## The task
Transcribe all of the records word for word, but omit the pictures.

— Begin Supplied records —

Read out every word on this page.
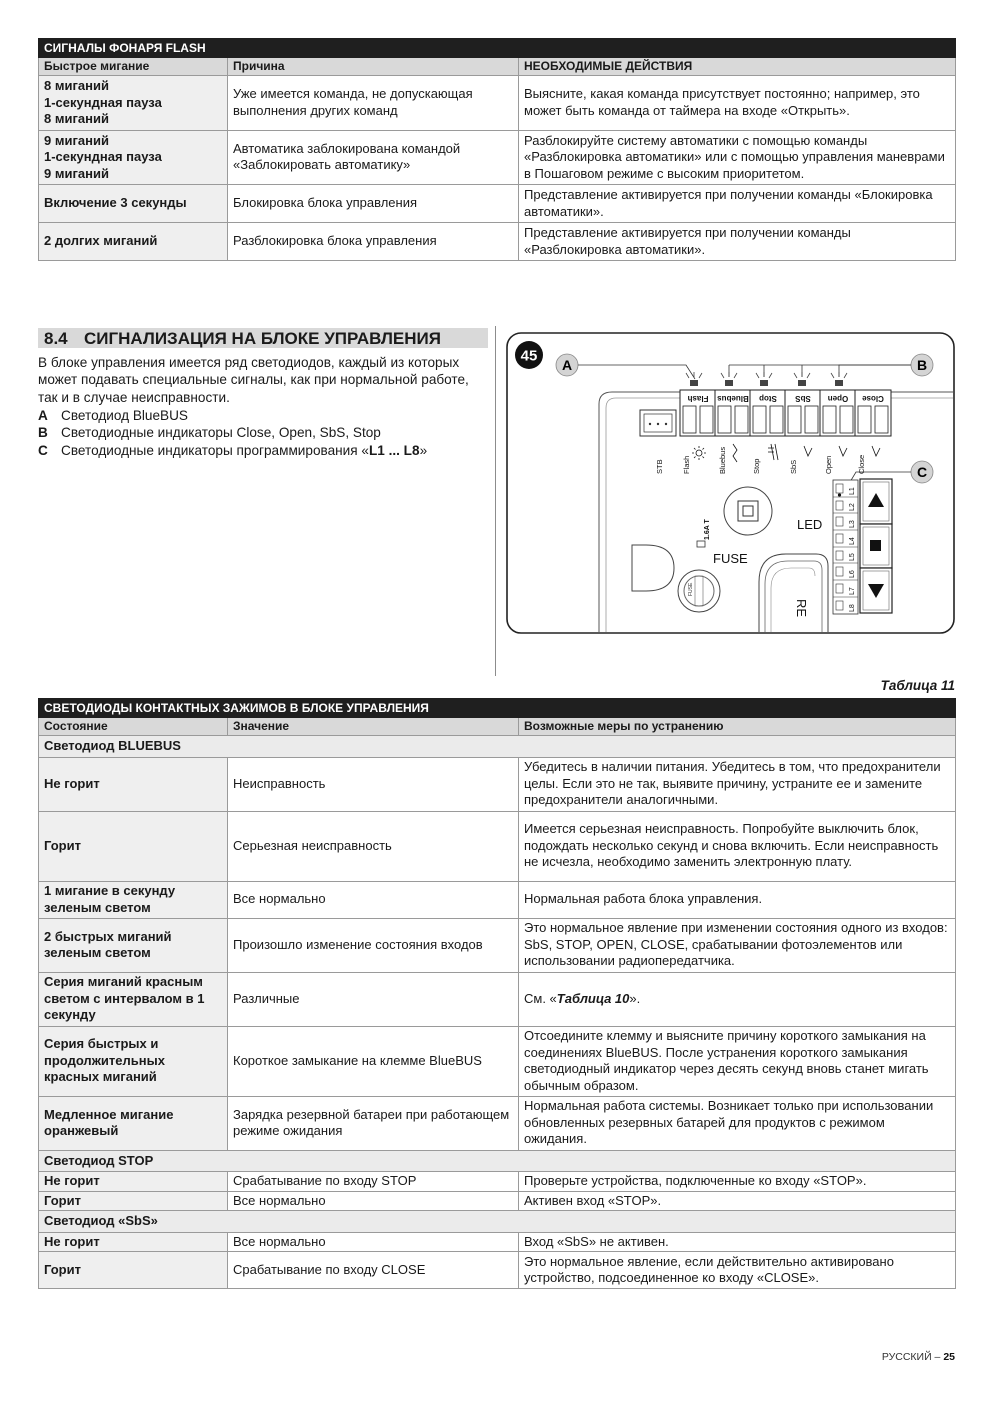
СИГНАЛЫ ФОНАРЯ FLASH		
Быстрое мигание	Причина	НЕОБХОДИМЫЕ ДЕЙСТВИЯ
8 миганий
1-секундная пауза
8 миганий	Уже имеется команда, не допускающая выполнения других команд	Выясните, какая команда присутствует постоянно; например, это может быть команда от таймера на входе «Открыть».
9 миганий
1-секундная пауза
9 миганий	Автоматика заблокирована командой «Заблокировать автоматику»	Разблокируйте систему автоматики с помощью команды «Разблокировка автоматики» или с помощью управления маневрами в Пошаговом режиме с высоким приоритетом.
Включение 3 секунды	Блокировка блока управления	Представление активируется при получении команды «Блокировка автоматики».
2 долгих миганий	Разблокировка блока управления	Представление активируется при получении команды «Разблокировка автоматики».
8.4 СИГНАЛИЗАЦИЯ НА БЛОКЕ УПРАВЛЕНИЯ
В блоке управления имеется ряд светодиодов, каждый из которых может подавать специальные сигналы, как при нормальной работе, так и в случае неисправности.
A Светодиод BlueBUS
B Светодиодные индикаторы Close, Open, SbS, Stop
C Светодиодные индикаторы программирования «L1 ... L8»
45
A	B
C
Flash Bluebus Stop SbS Open Close
STB Flash	Bluebus	Stop	SbS	Open	Close
LED
1.6A T
FUSE
FUSE
RE
L1
L2
L3
L4
L5
L6
L7
L8
Таблица 11
СВЕТОДИОДЫ КОНТАКТНЫХ ЗАЖИМОВ В БЛОКЕ УПРАВЛЕНИЯ		
Состояние	Значение	Возможные меры по устранению
Светодиод BLUEBUS		
Не горит	Неисправность	Убедитесь в наличии питания. Убедитесь в том, что предохранители целы. Если это не так, выявите причину, устраните ее и замените предохранители аналогичными.
Горит	Серьезная неисправность	Имеется серьезная неисправность. Попробуйте выключить блок, подождать несколько секунд и снова включить. Если неисправность не исчезла, необходимо заменить электронную плату.
1 мигание в секунду зеленым светом	Все нормально	Нормальная работа блока управления.
2 быстрых миганий зеленым светом	Произошло изменение состояния входов	Это нормальное явление при изменении состояния одного из входов: SbS, STOP, OPEN, CLOSE, срабатывании фотоэлементов или использовании радиопередатчика.
Серия миганий красным светом с интервалом в 1 секунду	Различные	См. «Таблица 10».
Серия быстрых и продолжительных красных миганий	Короткое замыкание на клемме BlueBUS	Отсоедините клемму и выясните причину короткого замыкания на соединениях BlueBUS. После устранения короткого замыкания светодиодный индикатор через десять секунд вновь станет мигать обычным образом.
Медленное мигание оранжевый	Зарядка резервной батареи при работающем режиме ожидания	Нормальная работа системы. Возникает только при использовании обновленных резервных батарей для продуктов с режимом ожидания.
Светодиод STOP		
Не горит	Срабатывание по входу STOP	Проверьте устройства, подключенные ко входу «STOP».
Горит	Все нормально	Активен вход «STOP».
Светодиод «SbS»		
Не горит	Все нормально	Вход «SbS» не активен.
Горит	Срабатывание по входу CLOSE	Это нормальное явление, если действительно активировано устройство, подсоединенное ко входу «CLOSE».
РУССКИЙ – 25
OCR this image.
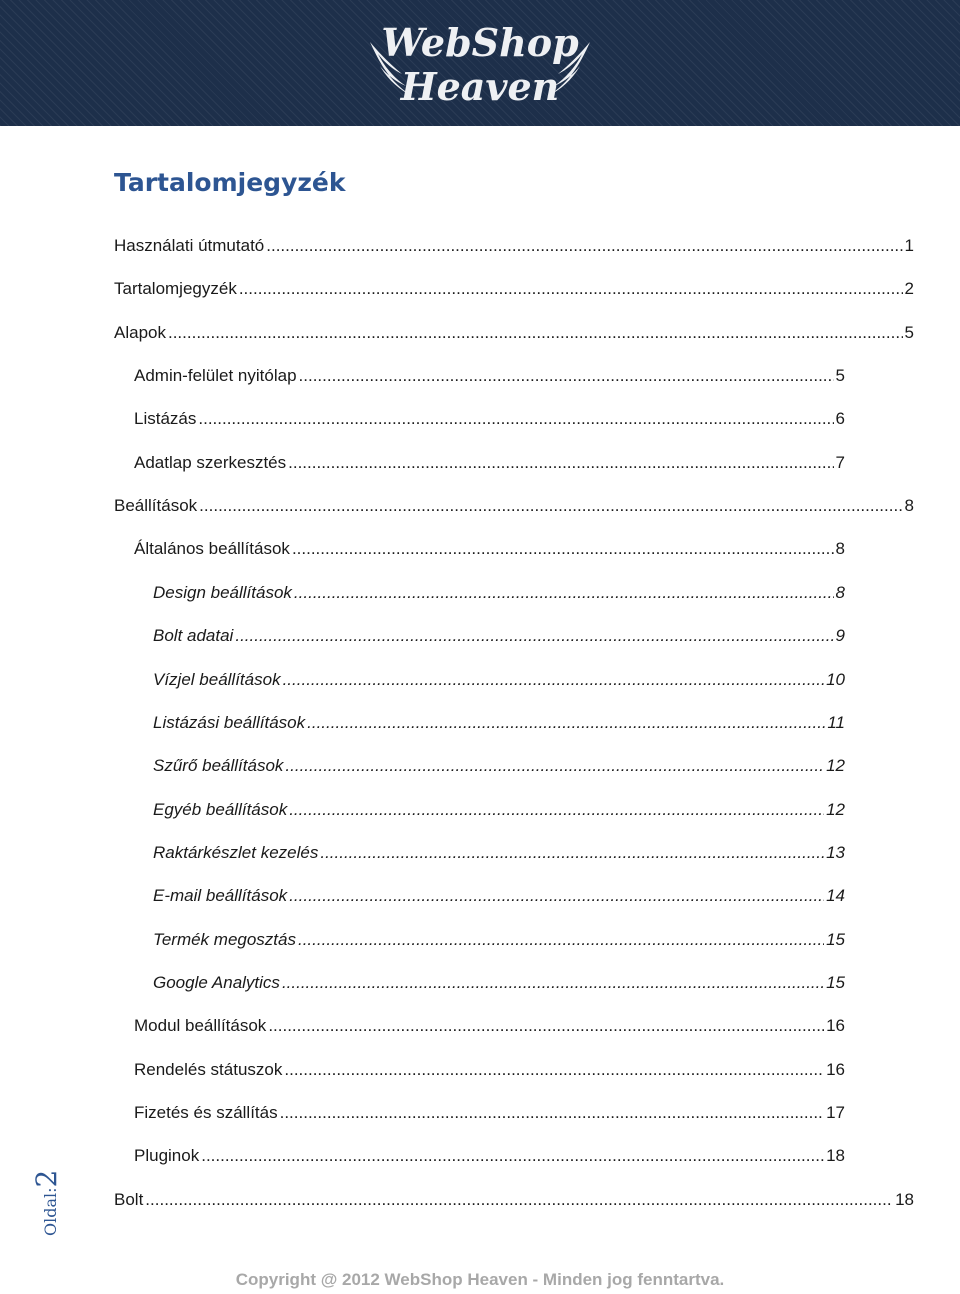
WebShop
Heaven
Tartalomjegyzék
Használati útmutató .....	1
Tartalomjegyzék .....	2
Alapok .....	5
Admin-felület nyitólap .....	5
Listázás .....	6
Adatlap szerkesztés .....	7
Beállítások .....	8
Általános beállítások .....	8
Design beállítások .....	8
Bolt adatai .....	9
Vízjel beállítások .....	10
Listázási beállítások .....	11
Szűrő beállítások .....	12
Egyéb beállítások .....	12
Raktárkészlet kezelés .....	13
E-mail beállítások .....	14
Termék megosztás .....	15
Google Analytics .....	15
Modul beállítások .....	16
Rendelés státuszok .....	16
Fizetés és szállítás .....	17
Pluginok .....	18
Bolt .....	18
Oldal:2
Copyright @ 2012 WebShop Heaven - Minden jog fenntartva.
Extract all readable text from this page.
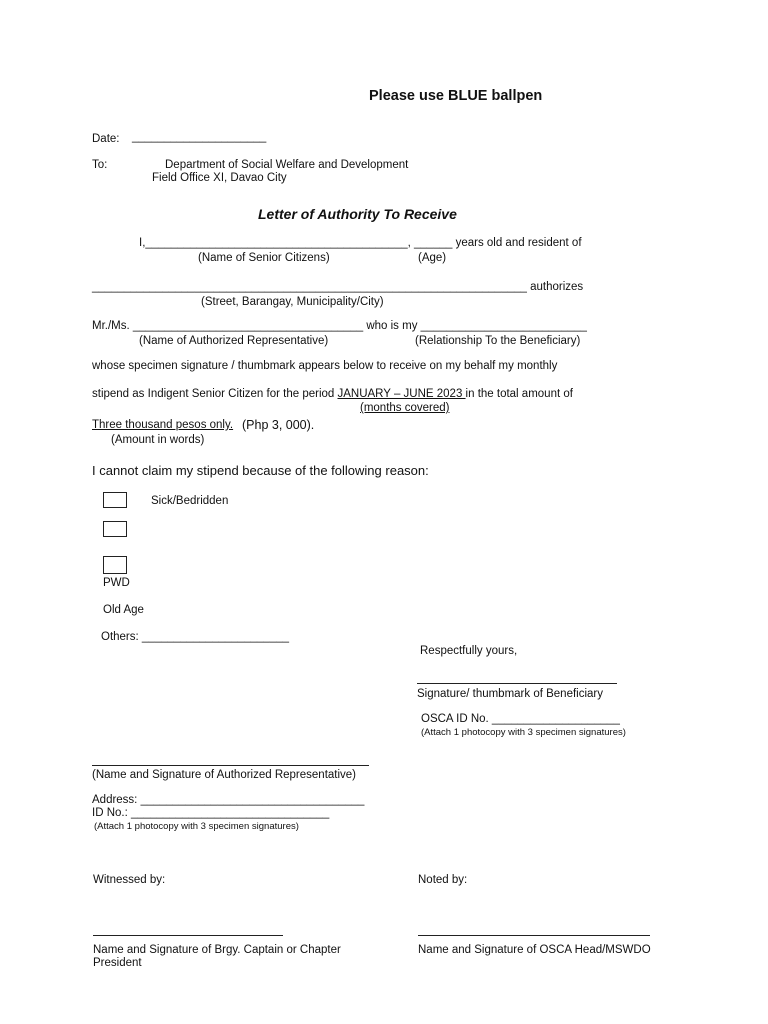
Please use BLUE ballpen
Date: _____________________
To:	Department of Social Welfare and Development
Field Office XI, Davao City
Letter of Authority To Receive
I,_________________________________________, ______ years old and resident of
(Name of Senior Citizens)	(Age)
____________________________________________________________________ authorizes
(Street, Barangay, Municipality/City)
Mr./Ms. ____________________________________ who is my __________________________
(Name of Authorized Representative)	(Relationship To the Beneficiary)
whose specimen signature / thumbmark appears below to receive on my behalf my monthly
stipend as Indigent Senior Citizen for the period JANUARY – JUNE 2023 in the total amount of
(months covered)
Three thousand pesos only. (Php 3, 000).
(Amount in words)
I cannot claim my stipend because of the following reason:
Sick/Bedridden
PWD
Old Age
Others: _______________________
Respectfully yours,
Signature/ thumbmark of Beneficiary
OSCA ID No. ____________________
(Attach 1 photocopy with 3 specimen signatures)
(Name and Signature of Authorized Representative)
Address: ___________________________________
ID No.: _______________________________
(Attach 1 photocopy with 3 specimen signatures)
Witnessed by:	Noted by:
Name and Signature of Brgy. Captain or Chapter
President
Name and Signature of OSCA Head/MSWDO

— End Supplied records —

## Task response
Read out every word on this page.
СИГНАЛЫ ФОНАРЯ FLASH		
Быстрое мигание	Причина	НЕОБХОДИМЫЕ ДЕЙСТВИЯ
8 миганий
1-секундная пауза
8 миганий	Уже имеется команда, не допускающая выполнения других команд	Выясните, какая команда присутствует постоянно; например, это может быть команда от таймера на входе «Открыть».
9 миганий
1-секундная пауза
9 миганий	Автоматика заблокирована командой «Заблокировать автоматику»	Разблокируйте систему автоматики с помощью команды «Разблокировка автоматики» или с помощью управления маневрами в Пошаговом режиме с высоким приоритетом.
Включение 3 секунды	Блокировка блока управления	Представление активируется при получении команды «Блокировка автоматики».
2 долгих миганий	Разблокировка блока управления	Представление активируется при получении команды «Разблокировка автоматики».
8.4 СИГНАЛИЗАЦИЯ НА БЛОКЕ УПРАВЛЕНИЯ
В блоке управления имеется ряд светодиодов, каждый из которых может подавать специальные сигналы, как при нормальной работе, так и в случае неисправности.
A Светодиод BlueBUS
B Светодиодные индикаторы Close, Open, SbS, Stop
C Светодиодные индикаторы программирования «L1 ... L8»
45
A	B
C
Flash Bluebus Stop SbS Open Close
STB Flash	Bluebus	Stop	SbS	Open	Close
LED
1.6A T
FUSE
FUSE
RE
L1
L2
L3
L4
L5
L6
L7
L8
Таблица 11
СВЕТОДИОДЫ КОНТАКТНЫХ ЗАЖИМОВ В БЛОКЕ УПРАВЛЕНИЯ		
Состояние	Значение	Возможные меры по устранению
Светодиод BLUEBUS		
Не горит	Неисправность	Убедитесь в наличии питания. Убедитесь в том, что предохранители целы. Если это не так, выявите причину, устраните ее и замените предохранители аналогичными.
Горит	Серьезная неисправность	Имеется серьезная неисправность. Попробуйте выключить блок, подождать несколько секунд и снова включить. Если неисправность не исчезла, необходимо заменить электронную плату.
1 мигание в секунду зеленым светом	Все нормально	Нормальная работа блока управления.
2 быстрых миганий зеленым светом	Произошло изменение состояния входов	Это нормальное явление при изменении состояния одного из входов: SbS, STOP, OPEN, CLOSE, срабатывании фотоэлементов или использовании радиопередатчика.
Серия миганий красным светом с интервалом в 1 секунду	Различные	См. «Таблица 10».
Серия быстрых и продолжительных красных миганий	Короткое замыкание на клемме BlueBUS	Отсоедините клемму и выясните причину короткого замыкания на соединениях BlueBUS. После устранения короткого замыкания светодиодный индикатор через десять секунд вновь станет мигать обычным образом.
Медленное мигание оранжевый	Зарядка резервной батареи при работающем режиме ожидания	Нормальная работа системы. Возникает только при использовании обновленных резервных батарей для продуктов с режимом ожидания.
Светодиод STOP		
Не горит	Срабатывание по входу STOP	Проверьте устройства, подключенные ко входу «STOP».
Горит	Все нормально	Активен вход «STOP».
Светодиод «SbS»		
Не горит	Все нормально	Вход «SbS» не активен.
Горит	Срабатывание по входу CLOSE	Это нормальное явление, если действительно активировано устройство, подсоединенное ко входу «CLOSE».
РУССКИЙ – 25
OCR this image.
WebShop
Heaven
Tartalomjegyzék
Használati útmutató .....	1
Tartalomjegyzék .....	2
Alapok .....	5
Admin-felület nyitólap .....	5
Listázás .....	6
Adatlap szerkesztés .....	7
Beállítások .....	8
Általános beállítások .....	8
Design beállítások .....	8
Bolt adatai .....	9
Vízjel beállítások .....	10
Listázási beállítások .....	11
Szűrő beállítások .....	12
Egyéb beállítások .....	12
Raktárkészlet kezelés .....	13
E-mail beállítások .....	14
Termék megosztás .....	15
Google Analytics .....	15
Modul beállítások .....	16
Rendelés státuszok .....	16
Fizetés és szállítás .....	17
Pluginok .....	18
Bolt .....	18
Oldal:2
Copyright @ 2012 WebShop Heaven - Minden jog fenntartva.
Extract all readable text from this page.
Please use BLUE ballpen
Date: _____________________
To:	Department of Social Welfare and Development
Field Office XI, Davao City
Letter of Authority To Receive
I,_________________________________________, ______ years old and resident of
(Name of Senior Citizens)	(Age)
____________________________________________________________________ authorizes
(Street, Barangay, Municipality/City)
Mr./Ms. ____________________________________ who is my __________________________
(Name of Authorized Representative)	(Relationship To the Beneficiary)
whose specimen signature / thumbmark appears below to receive on my behalf my monthly
stipend as Indigent Senior Citizen for the period JANUARY – JUNE 2023 in the total amount of
(months covered)
Three thousand pesos only. (Php 3, 000).
(Amount in words)
I cannot claim my stipend because of the following reason:
Sick/Bedridden
PWD
Old Age
Others: _______________________
Respectfully yours,
Signature/ thumbmark of Beneficiary
OSCA ID No. ____________________
(Attach 1 photocopy with 3 specimen signatures)
(Name and Signature of Authorized Representative)
Address: ___________________________________
ID No.: _______________________________
(Attach 1 photocopy with 3 specimen signatures)
Witnessed by:	Noted by:
Name and Signature of Brgy. Captain or Chapter
President
Name and Signature of OSCA Head/MSWDO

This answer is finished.